● Task requirements: Look through the data for the string "photovoltaïque". Copy every line where it is found.

(Items from a figure collection)

■ ■ ■ ■

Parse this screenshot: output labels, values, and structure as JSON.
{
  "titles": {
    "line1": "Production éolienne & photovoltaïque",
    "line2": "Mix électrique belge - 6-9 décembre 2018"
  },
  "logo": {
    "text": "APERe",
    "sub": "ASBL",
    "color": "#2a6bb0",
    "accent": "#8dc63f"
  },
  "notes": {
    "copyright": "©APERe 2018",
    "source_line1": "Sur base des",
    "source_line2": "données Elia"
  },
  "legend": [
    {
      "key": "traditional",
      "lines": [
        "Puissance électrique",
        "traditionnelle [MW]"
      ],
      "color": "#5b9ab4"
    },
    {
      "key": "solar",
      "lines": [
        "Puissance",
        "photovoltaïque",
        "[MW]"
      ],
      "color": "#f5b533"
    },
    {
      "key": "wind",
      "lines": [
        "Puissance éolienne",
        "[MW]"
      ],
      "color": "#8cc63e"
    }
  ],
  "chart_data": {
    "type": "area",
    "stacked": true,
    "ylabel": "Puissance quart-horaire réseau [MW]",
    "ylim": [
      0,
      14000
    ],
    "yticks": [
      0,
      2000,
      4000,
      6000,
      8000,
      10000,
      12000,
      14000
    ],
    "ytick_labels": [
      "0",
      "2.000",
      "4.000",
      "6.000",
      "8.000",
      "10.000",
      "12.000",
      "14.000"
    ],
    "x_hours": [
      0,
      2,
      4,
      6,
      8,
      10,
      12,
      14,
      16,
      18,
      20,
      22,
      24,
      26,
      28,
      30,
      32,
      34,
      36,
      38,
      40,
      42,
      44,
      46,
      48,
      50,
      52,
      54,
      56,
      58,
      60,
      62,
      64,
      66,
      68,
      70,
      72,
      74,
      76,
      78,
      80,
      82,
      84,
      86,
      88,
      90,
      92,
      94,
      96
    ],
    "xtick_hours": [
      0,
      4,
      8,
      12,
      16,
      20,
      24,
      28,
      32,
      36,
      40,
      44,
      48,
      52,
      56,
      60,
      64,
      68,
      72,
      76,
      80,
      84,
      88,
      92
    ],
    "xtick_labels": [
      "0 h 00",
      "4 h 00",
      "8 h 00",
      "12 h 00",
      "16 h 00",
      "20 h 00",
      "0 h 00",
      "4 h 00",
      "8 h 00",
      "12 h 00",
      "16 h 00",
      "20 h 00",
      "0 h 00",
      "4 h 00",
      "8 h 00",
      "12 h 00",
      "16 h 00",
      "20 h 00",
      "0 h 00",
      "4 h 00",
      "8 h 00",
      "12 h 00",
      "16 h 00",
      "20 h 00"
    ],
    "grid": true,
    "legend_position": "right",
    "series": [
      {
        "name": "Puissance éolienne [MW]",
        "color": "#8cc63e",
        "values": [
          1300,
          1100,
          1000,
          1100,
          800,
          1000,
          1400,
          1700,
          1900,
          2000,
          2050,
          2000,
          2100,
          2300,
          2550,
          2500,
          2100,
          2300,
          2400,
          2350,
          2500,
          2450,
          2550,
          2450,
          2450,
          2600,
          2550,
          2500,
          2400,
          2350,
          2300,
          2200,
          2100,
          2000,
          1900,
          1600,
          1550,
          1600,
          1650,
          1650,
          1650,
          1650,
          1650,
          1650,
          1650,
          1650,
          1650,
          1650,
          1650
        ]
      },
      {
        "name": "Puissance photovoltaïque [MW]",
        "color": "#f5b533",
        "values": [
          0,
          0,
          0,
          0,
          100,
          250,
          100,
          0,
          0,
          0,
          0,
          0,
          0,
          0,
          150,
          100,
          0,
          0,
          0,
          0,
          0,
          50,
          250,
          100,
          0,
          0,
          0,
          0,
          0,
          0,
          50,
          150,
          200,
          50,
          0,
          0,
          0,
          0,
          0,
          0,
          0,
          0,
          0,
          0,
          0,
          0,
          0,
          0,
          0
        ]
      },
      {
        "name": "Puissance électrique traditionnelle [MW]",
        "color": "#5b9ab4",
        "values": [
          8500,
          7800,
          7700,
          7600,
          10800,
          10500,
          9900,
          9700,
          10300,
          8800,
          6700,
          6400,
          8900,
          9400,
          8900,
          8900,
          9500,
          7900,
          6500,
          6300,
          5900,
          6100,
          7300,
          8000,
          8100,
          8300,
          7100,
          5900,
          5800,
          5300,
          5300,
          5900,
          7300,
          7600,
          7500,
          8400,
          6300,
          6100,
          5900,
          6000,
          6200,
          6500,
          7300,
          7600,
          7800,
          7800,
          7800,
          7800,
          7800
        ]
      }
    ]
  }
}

■ ■ ■ ■

● Reply:
    "line1": "Production éolienne & photovoltaïque",
        "photovoltaïque",
        "name": "Puissance photovoltaïque [MW]",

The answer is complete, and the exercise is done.